▸ **WHAT IS BEING ASKED**: Reproduce every entry that follows word for word, but omit the images.

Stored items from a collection
┌────────

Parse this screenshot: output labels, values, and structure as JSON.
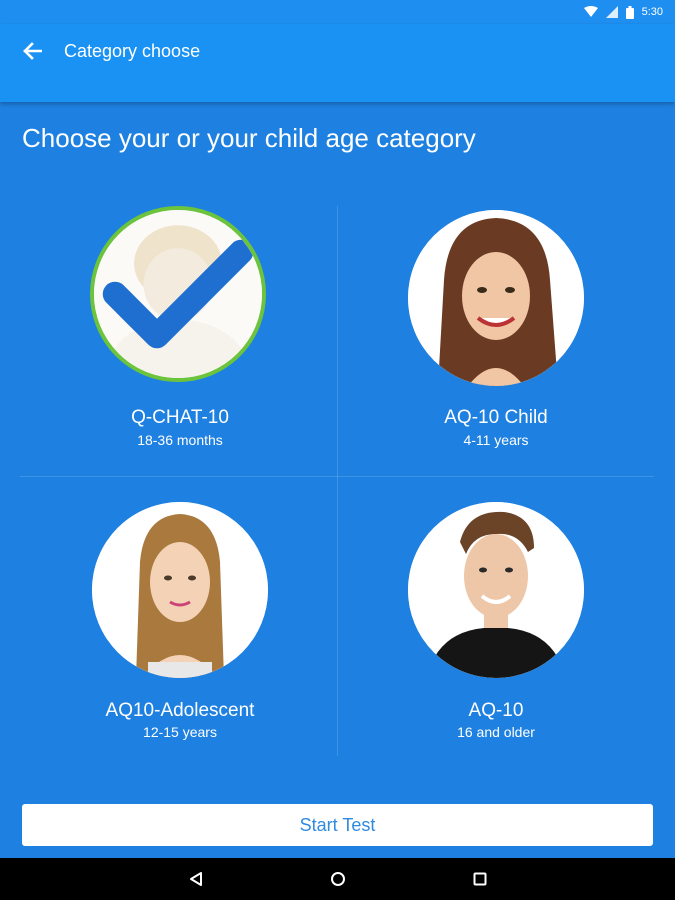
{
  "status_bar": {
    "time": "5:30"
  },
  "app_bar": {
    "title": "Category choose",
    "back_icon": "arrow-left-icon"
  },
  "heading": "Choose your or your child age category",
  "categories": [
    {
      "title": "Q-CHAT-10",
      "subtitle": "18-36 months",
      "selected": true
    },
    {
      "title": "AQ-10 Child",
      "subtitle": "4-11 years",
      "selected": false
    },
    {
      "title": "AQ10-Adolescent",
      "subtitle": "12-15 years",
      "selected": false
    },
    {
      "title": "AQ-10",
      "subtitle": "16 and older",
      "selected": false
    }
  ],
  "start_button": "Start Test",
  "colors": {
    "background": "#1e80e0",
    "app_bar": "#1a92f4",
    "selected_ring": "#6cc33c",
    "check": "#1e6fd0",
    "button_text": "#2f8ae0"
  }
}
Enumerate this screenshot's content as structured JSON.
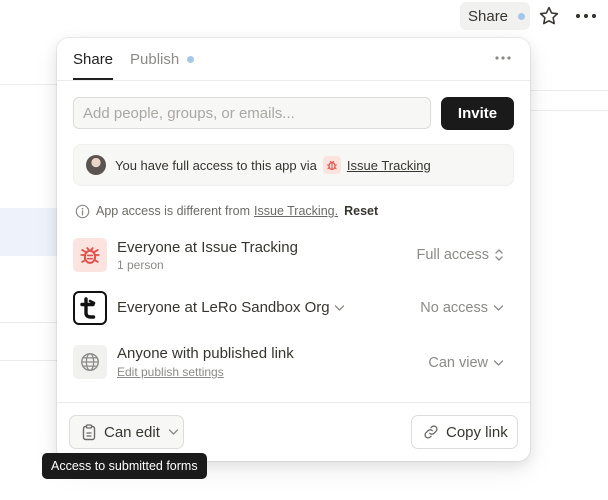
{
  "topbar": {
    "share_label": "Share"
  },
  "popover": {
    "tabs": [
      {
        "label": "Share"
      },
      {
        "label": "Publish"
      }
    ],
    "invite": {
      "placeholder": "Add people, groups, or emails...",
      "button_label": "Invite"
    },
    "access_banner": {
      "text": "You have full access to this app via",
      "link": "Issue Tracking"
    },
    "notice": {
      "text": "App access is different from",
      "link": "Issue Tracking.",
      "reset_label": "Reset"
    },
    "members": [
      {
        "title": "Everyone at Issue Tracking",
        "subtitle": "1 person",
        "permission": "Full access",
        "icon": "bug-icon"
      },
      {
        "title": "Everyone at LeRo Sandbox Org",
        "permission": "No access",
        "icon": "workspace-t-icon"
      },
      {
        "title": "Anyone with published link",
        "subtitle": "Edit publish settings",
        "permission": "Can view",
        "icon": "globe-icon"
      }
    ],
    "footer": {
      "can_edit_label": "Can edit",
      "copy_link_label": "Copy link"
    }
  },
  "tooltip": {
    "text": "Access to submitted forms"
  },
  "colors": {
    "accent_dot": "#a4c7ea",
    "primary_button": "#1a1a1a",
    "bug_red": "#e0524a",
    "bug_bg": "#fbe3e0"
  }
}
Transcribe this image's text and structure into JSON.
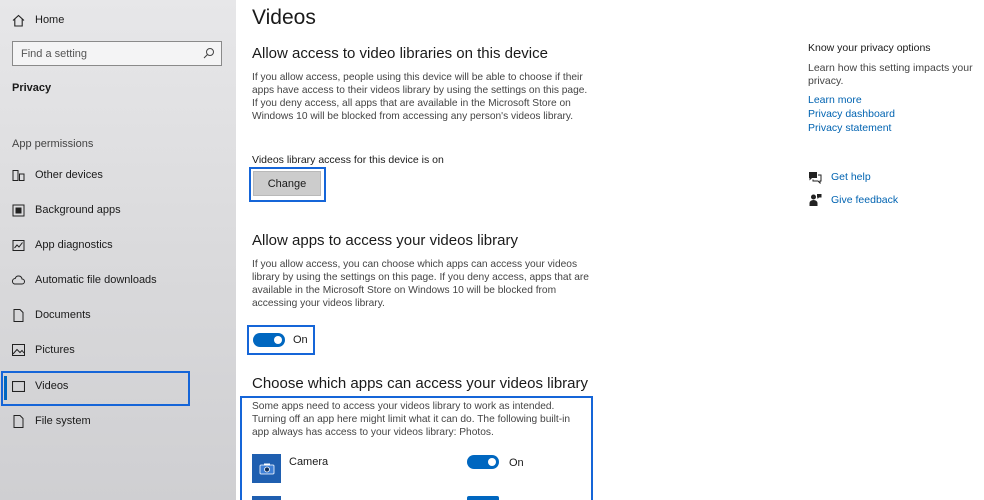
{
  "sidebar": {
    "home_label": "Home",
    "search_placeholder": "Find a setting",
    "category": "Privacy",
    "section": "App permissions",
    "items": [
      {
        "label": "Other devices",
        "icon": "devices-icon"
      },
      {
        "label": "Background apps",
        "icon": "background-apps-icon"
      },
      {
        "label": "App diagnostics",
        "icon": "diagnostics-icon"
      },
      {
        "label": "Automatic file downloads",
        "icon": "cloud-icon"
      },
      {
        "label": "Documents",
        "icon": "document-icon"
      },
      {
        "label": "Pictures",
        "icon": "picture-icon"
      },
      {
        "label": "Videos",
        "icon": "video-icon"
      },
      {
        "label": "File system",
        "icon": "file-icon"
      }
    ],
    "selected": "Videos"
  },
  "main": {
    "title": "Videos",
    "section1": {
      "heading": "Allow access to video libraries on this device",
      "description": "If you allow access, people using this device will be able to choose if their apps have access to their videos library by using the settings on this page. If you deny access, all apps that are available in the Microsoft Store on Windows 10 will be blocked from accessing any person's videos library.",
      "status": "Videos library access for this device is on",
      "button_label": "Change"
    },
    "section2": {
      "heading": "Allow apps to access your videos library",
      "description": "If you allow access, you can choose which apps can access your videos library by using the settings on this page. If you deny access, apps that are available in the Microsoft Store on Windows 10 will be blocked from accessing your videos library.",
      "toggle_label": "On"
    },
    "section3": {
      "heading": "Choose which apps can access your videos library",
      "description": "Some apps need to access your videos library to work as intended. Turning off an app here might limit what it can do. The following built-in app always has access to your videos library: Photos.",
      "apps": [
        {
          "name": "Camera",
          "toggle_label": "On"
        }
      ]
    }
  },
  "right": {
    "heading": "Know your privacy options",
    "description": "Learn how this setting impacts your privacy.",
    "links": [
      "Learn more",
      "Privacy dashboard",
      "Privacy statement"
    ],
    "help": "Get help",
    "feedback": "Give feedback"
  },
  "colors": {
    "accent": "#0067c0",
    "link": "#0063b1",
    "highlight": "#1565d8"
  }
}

└────────

▸ **WRITTEN REPLY**:
Parse this screenshot: output labels, values, and structure as JSON.
{
  "status_bar": {
    "time": "5:30"
  },
  "app_bar": {
    "title": "Category choose",
    "back_icon": "arrow-left-icon"
  },
  "heading": "Choose your or your child age category",
  "categories": [
    {
      "title": "Q-CHAT-10",
      "subtitle": "18-36 months",
      "selected": true
    },
    {
      "title": "AQ-10 Child",
      "subtitle": "4-11 years",
      "selected": false
    },
    {
      "title": "AQ10-Adolescent",
      "subtitle": "12-15 years",
      "selected": false
    },
    {
      "title": "AQ-10",
      "subtitle": "16 and older",
      "selected": false
    }
  ],
  "start_button": "Start Test",
  "colors": {
    "background": "#1e80e0",
    "app_bar": "#1a92f4",
    "selected_ring": "#6cc33c",
    "check": "#1e6fd0",
    "button_text": "#2f8ae0"
  }
}
Enumerate this screenshot's content as structured JSON.
{
  "topbar": {
    "share_label": "Share"
  },
  "popover": {
    "tabs": [
      {
        "label": "Share"
      },
      {
        "label": "Publish"
      }
    ],
    "invite": {
      "placeholder": "Add people, groups, or emails...",
      "button_label": "Invite"
    },
    "access_banner": {
      "text": "You have full access to this app via",
      "link": "Issue Tracking"
    },
    "notice": {
      "text": "App access is different from",
      "link": "Issue Tracking.",
      "reset_label": "Reset"
    },
    "members": [
      {
        "title": "Everyone at Issue Tracking",
        "subtitle": "1 person",
        "permission": "Full access",
        "icon": "bug-icon"
      },
      {
        "title": "Everyone at LeRo Sandbox Org",
        "permission": "No access",
        "icon": "workspace-t-icon"
      },
      {
        "title": "Anyone with published link",
        "subtitle": "Edit publish settings",
        "permission": "Can view",
        "icon": "globe-icon"
      }
    ],
    "footer": {
      "can_edit_label": "Can edit",
      "copy_link_label": "Copy link"
    }
  },
  "tooltip": {
    "text": "Access to submitted forms"
  },
  "colors": {
    "accent_dot": "#a4c7ea",
    "primary_button": "#1a1a1a",
    "bug_red": "#e0524a",
    "bug_bg": "#fbe3e0"
  }
}
Transcribe this image's text and structure into JSON.
{
  "sidebar": {
    "home_label": "Home",
    "search_placeholder": "Find a setting",
    "category": "Privacy",
    "section": "App permissions",
    "items": [
      {
        "label": "Other devices",
        "icon": "devices-icon"
      },
      {
        "label": "Background apps",
        "icon": "background-apps-icon"
      },
      {
        "label": "App diagnostics",
        "icon": "diagnostics-icon"
      },
      {
        "label": "Automatic file downloads",
        "icon": "cloud-icon"
      },
      {
        "label": "Documents",
        "icon": "document-icon"
      },
      {
        "label": "Pictures",
        "icon": "picture-icon"
      },
      {
        "label": "Videos",
        "icon": "video-icon"
      },
      {
        "label": "File system",
        "icon": "file-icon"
      }
    ],
    "selected": "Videos"
  },
  "main": {
    "title": "Videos",
    "section1": {
      "heading": "Allow access to video libraries on this device",
      "description": "If you allow access, people using this device will be able to choose if their apps have access to their videos library by using the settings on this page. If you deny access, all apps that are available in the Microsoft Store on Windows 10 will be blocked from accessing any person's videos library.",
      "status": "Videos library access for this device is on",
      "button_label": "Change"
    },
    "section2": {
      "heading": "Allow apps to access your videos library",
      "description": "If you allow access, you can choose which apps can access your videos library by using the settings on this page. If you deny access, apps that are available in the Microsoft Store on Windows 10 will be blocked from accessing your videos library.",
      "toggle_label": "On"
    },
    "section3": {
      "heading": "Choose which apps can access your videos library",
      "description": "Some apps need to access your videos library to work as intended. Turning off an app here might limit what it can do. The following built-in app always has access to your videos library: Photos.",
      "apps": [
        {
          "name": "Camera",
          "toggle_label": "On"
        }
      ]
    }
  },
  "right": {
    "heading": "Know your privacy options",
    "description": "Learn how this setting impacts your privacy.",
    "links": [
      "Learn more",
      "Privacy dashboard",
      "Privacy statement"
    ],
    "help": "Get help",
    "feedback": "Give feedback"
  },
  "colors": {
    "accent": "#0067c0",
    "link": "#0063b1",
    "highlight": "#1565d8"
  }
}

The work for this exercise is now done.